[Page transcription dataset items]
====
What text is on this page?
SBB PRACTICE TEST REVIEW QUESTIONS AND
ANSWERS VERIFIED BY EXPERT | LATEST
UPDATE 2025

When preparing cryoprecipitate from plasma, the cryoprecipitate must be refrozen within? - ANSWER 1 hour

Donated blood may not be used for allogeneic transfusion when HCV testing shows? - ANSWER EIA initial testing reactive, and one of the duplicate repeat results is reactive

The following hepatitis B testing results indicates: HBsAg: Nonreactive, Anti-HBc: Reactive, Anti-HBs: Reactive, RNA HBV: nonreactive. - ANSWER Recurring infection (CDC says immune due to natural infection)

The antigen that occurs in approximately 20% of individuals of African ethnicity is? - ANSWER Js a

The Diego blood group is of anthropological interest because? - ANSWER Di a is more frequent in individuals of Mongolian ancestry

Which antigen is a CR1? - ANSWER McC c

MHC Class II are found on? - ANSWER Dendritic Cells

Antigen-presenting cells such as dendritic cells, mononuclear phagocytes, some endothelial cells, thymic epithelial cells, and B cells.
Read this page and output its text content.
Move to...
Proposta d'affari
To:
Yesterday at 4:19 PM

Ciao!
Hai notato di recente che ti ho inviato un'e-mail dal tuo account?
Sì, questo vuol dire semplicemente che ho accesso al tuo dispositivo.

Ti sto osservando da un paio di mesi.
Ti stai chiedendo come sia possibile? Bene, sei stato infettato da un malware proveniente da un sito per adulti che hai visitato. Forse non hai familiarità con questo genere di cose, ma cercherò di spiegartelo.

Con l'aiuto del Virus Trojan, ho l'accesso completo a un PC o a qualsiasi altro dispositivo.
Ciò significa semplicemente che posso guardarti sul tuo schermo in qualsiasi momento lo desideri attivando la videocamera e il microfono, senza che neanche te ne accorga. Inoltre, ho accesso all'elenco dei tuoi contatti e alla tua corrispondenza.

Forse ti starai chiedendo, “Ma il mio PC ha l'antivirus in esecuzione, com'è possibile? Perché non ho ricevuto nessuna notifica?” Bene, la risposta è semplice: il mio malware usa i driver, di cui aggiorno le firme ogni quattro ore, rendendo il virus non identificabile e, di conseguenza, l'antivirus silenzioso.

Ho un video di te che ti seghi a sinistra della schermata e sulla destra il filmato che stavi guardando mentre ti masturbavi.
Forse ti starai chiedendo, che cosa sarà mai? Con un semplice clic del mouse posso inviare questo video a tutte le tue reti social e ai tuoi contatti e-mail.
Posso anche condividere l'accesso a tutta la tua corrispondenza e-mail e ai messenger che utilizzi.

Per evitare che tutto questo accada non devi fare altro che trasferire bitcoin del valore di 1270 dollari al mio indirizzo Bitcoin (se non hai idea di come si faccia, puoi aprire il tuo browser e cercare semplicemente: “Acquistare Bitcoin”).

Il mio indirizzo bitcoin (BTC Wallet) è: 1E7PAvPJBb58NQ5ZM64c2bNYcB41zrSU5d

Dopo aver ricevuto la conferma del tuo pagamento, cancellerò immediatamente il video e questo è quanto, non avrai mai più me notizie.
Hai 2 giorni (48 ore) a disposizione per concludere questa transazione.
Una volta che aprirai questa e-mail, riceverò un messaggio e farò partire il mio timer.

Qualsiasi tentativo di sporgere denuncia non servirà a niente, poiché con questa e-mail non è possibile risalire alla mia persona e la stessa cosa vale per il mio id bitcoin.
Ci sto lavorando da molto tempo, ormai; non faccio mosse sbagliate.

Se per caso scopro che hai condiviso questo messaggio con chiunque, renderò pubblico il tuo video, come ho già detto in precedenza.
====
• Prompt:
Pick out every line above that holds the word "starai" and copy it.

• Task response:
Forse ti starai chiedendo, “Ma il mio PC ha l'antivirus in esecuzione, com'è possibile? Perché non ho ricevuto nessuna notifica?” Bene, la risposta è semplice: il mio malware usa i driver, di cui aggiorno le firme ogni quattro ore, rendendo il virus non identificabile e, di conseguenza, l'antivirus silenzioso.
Forse ti starai chiedendo, che cosa sarà mai? Con un semplice clic del mouse posso inviare questo video a tutte le tue reti social e ai tuoi contatti e-mail.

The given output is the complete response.